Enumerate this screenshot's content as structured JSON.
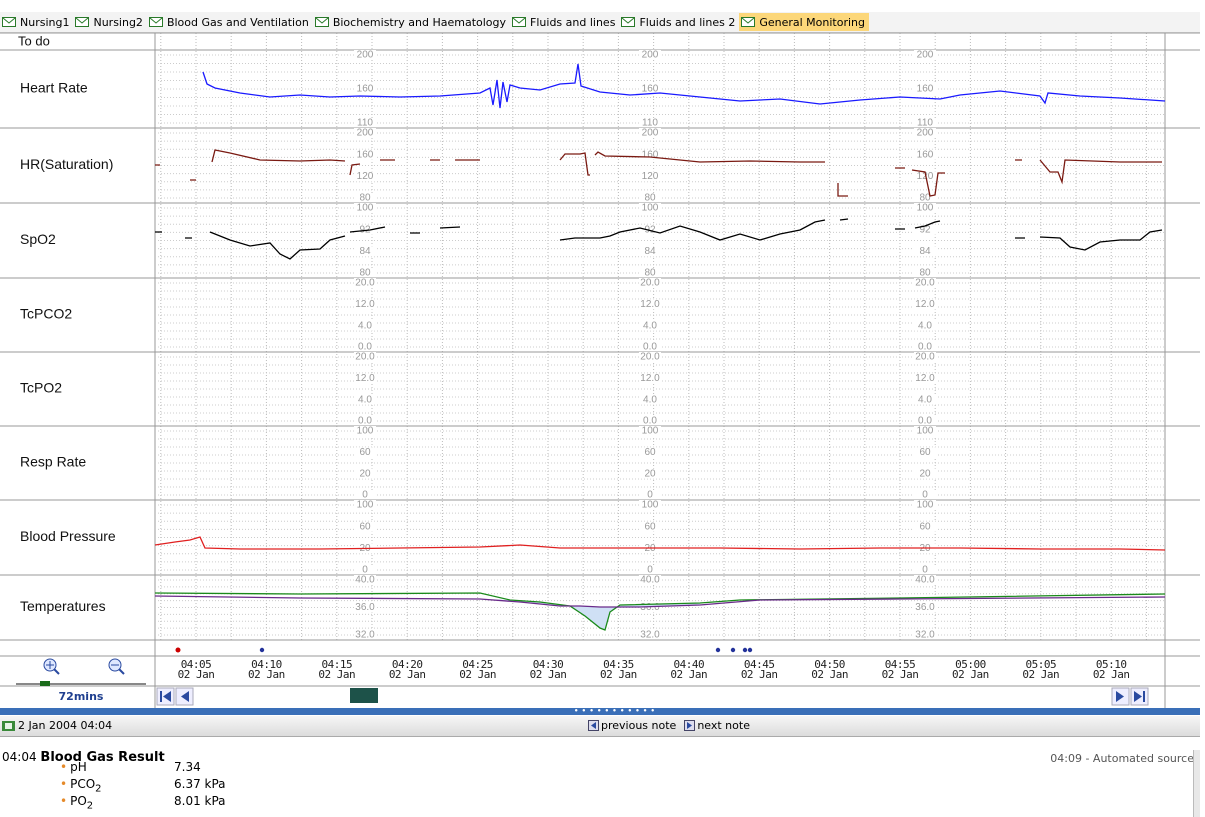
{
  "tabs": [
    "Nursing1",
    "Nursing2",
    "Blood Gas and Ventilation",
    "Biochemistry and Haematology",
    "Fluids and lines",
    "Fluids and lines 2",
    "General Monitoring"
  ],
  "active_tab": 6,
  "todo_label": "To do",
  "rows": [
    {
      "label": "Heart Rate",
      "scale": [
        "200",
        "160",
        "110"
      ]
    },
    {
      "label": "HR(Saturation)",
      "scale": [
        "200",
        "160",
        "120",
        "80"
      ]
    },
    {
      "label": "SpO2",
      "scale": [
        "100",
        "92",
        "84",
        "80"
      ]
    },
    {
      "label": "TcPCO2",
      "scale": [
        "20.0",
        "12.0",
        "4.0",
        "0.0"
      ]
    },
    {
      "label": "TcPO2",
      "scale": [
        "20.0",
        "12.0",
        "4.0",
        "0.0"
      ]
    },
    {
      "label": "Resp Rate",
      "scale": [
        "100",
        "60",
        "20",
        "0"
      ]
    },
    {
      "label": "Blood Pressure",
      "scale": [
        "100",
        "60",
        "20",
        "0"
      ]
    },
    {
      "label": "Temperatures",
      "scale": [
        "40.0",
        "36.0",
        "32.0"
      ]
    }
  ],
  "time_axis": {
    "times": [
      "04:05",
      "04:10",
      "04:15",
      "04:20",
      "04:25",
      "04:30",
      "04:35",
      "04:40",
      "04:45",
      "04:50",
      "04:55",
      "05:00",
      "05:05",
      "05:10"
    ],
    "date": "02 Jan"
  },
  "zoom_label": "72mins",
  "note_bar": {
    "date": "2 Jan 2004 04:04",
    "previous": "previous note",
    "next": "next note"
  },
  "note": {
    "time": "04:04",
    "title": "Blood Gas Result",
    "source": "04:09 - Automated source",
    "items": [
      {
        "name": "pH",
        "value": "7.34"
      },
      {
        "name": "PCO",
        "sub": "2",
        "value": "6.37 kPa"
      },
      {
        "name": "PO",
        "sub": "2",
        "value": "8.01 kPa"
      }
    ]
  }
}
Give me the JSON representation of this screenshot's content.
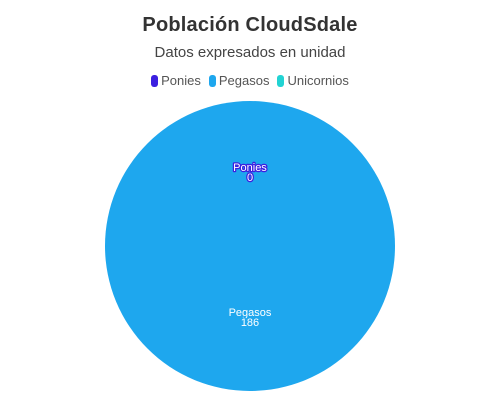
{
  "chart_data": {
    "type": "pie",
    "title": "Población CloudSdale",
    "subtitle": "Datos expresados en unidad",
    "legend_position": "top",
    "categories": [
      "Ponies",
      "Pegasos",
      "Unicornios"
    ],
    "values": [
      0,
      186,
      0
    ],
    "colors": [
      "#3b1fe0",
      "#1ea7ee",
      "#22d3d3"
    ],
    "data_labels": [
      {
        "name": "Ponies",
        "value": "0"
      },
      {
        "name": "Pegasos",
        "value": "186"
      }
    ]
  }
}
•••••
Only the lines from the line with "Give me the" to the end of the records should be repeated, exactly and without pictures.

# Result for this task
Give me the JSON representation of this screenshot's content.
{
  "chart_data": {
    "type": "pie",
    "title": "Población CloudSdale",
    "subtitle": "Datos expresados en unidad",
    "legend_position": "top",
    "categories": [
      "Ponies",
      "Pegasos",
      "Unicornios"
    ],
    "values": [
      0,
      186,
      0
    ],
    "colors": [
      "#3b1fe0",
      "#1ea7ee",
      "#22d3d3"
    ],
    "data_labels": [
      {
        "name": "Ponies",
        "value": "0"
      },
      {
        "name": "Pegasos",
        "value": "186"
      }
    ]
  }
}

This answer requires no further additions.